My "professional point of view" will be a system -preferably agent-less- that could ping operators via email and provide alert notifications on an IRC channel.
For a few nodes I control / controlled I measured lots of network info such as:
- Network Traffic in / out (b/s) - Network Packets in / out (p/s) -
Network Flows in / out (f/s)
And I always run a local resolver, so DNS info too:
- Query Responses / Second - Query Latency - SERVFAILs / Second
The DNS info was gathered only in one node, as an experiment, since I wasn’t sure whether it could leak information, and only for a limited amount of time.
I share the same concerns with you so I'm not really interested in measuring DNS responses or collecting long-term stats that may leak sensitive information or potentially used to de-anomymize or compromise in any way (in ways that we don't know yet) the Tor network.
From a quick read through on this, it seems there is a case for different tools instead of "one size fits all".
I would divide the functions into three categories and therefore three tools:
1. remote checks of server responsiveness
Most any tool could work here. I'm a long-time fan of sysmon (https://puck.nether.net/sysmon/). It's light, configurable, very modular with clean syntax and provides a good array of checks with email alerts. Most importantly for the stated purposes, no need for a local agent running on the target systems.
2. local system checks
The BSDs do daily/weekly/monthly emails by default, with raid health checks and other tasks available or easily extendable with a little shell scripting.
Or, I think opting for some shell scripts for checking the raid health, etc, would be fine.
This doesn't scale well, obviously, when you're talking about a daily per system. But in that case, the shell script option or config management should work. Think about what you want, ie, "is the raid array dead", and go for it.
3. remote checks of Tor-related statistics
How Tor is operating can be done one of two ways, I'm thinking off the top of my head.
If you want periodic checks about consensus weight, or anything available through Onionoo from https://metrics.torproject.org/onionoo.html with JSON might make sense worked into some email output.
g

Given material -
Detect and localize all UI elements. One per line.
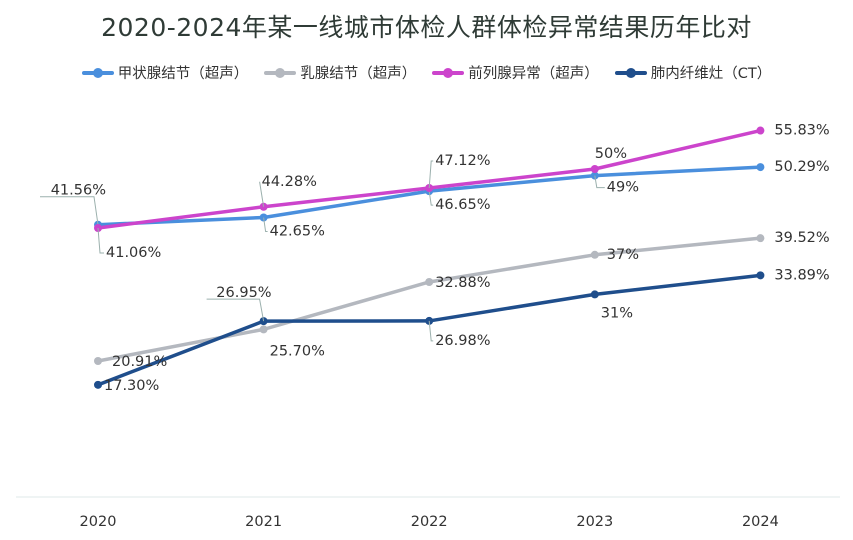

What is being asked - Please set down word for word the part of the thread on monitoring Tor relays above that begins at the words "3. remote checks" and stops after "some email output.".

Solution to this task -
3. remote checks of Tor-related statistics
How Tor is operating can be done one of two ways, I'm thinking off the top of my head.
If you want periodic checks about consensus weight, or anything available through Onionoo from https://metrics.torproject.org/onionoo.html with JSON might make sense worked into some email output.